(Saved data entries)
━━━━
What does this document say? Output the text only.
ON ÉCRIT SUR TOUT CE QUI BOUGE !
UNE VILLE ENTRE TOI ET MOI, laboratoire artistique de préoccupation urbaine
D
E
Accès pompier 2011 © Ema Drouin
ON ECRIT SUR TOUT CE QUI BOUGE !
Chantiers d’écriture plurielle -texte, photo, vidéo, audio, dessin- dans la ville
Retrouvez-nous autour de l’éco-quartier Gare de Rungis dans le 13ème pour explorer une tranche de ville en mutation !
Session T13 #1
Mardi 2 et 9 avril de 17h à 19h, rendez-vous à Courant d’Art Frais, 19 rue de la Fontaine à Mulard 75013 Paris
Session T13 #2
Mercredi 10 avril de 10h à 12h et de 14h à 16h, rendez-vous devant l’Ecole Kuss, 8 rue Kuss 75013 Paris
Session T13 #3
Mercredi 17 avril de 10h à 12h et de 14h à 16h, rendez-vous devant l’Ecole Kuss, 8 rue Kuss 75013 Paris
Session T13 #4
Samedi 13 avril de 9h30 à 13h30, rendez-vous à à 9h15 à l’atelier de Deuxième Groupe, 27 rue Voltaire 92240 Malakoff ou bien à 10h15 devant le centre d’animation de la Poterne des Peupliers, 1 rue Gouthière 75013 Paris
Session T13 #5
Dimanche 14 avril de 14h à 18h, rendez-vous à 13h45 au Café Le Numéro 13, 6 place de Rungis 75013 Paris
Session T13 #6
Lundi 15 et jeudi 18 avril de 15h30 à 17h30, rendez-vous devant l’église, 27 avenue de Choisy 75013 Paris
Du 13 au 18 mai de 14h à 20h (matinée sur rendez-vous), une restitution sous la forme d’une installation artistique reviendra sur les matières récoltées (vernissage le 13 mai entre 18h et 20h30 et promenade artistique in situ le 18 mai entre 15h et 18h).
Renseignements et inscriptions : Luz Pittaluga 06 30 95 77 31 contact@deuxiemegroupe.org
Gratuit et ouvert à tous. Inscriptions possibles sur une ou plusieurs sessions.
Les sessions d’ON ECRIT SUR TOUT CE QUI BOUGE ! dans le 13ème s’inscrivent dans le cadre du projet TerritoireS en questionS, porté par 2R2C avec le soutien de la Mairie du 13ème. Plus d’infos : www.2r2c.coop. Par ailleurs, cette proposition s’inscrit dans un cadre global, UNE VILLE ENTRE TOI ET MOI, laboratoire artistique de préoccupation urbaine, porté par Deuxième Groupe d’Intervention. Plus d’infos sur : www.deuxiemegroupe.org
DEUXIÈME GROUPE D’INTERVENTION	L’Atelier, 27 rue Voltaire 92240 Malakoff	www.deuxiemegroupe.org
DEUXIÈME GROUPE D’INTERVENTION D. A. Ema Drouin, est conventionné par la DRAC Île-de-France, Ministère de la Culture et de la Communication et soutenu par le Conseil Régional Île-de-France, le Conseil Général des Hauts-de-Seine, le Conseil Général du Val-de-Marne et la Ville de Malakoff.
━━━━
■ Aim of the exercise ■
From the records above, pull out each line that has "Mercredi".

■ Correct result ■
Mercredi 10 avril de 10h à 12h et de 14h à 16h, rendez-vous devant l’Ecole Kuss, 8 rue Kuss 75013 Paris
Mercredi 17 avril de 10h à 12h et de 14h à 16h, rendez-vous devant l’Ecole Kuss, 8 rue Kuss 75013 Paris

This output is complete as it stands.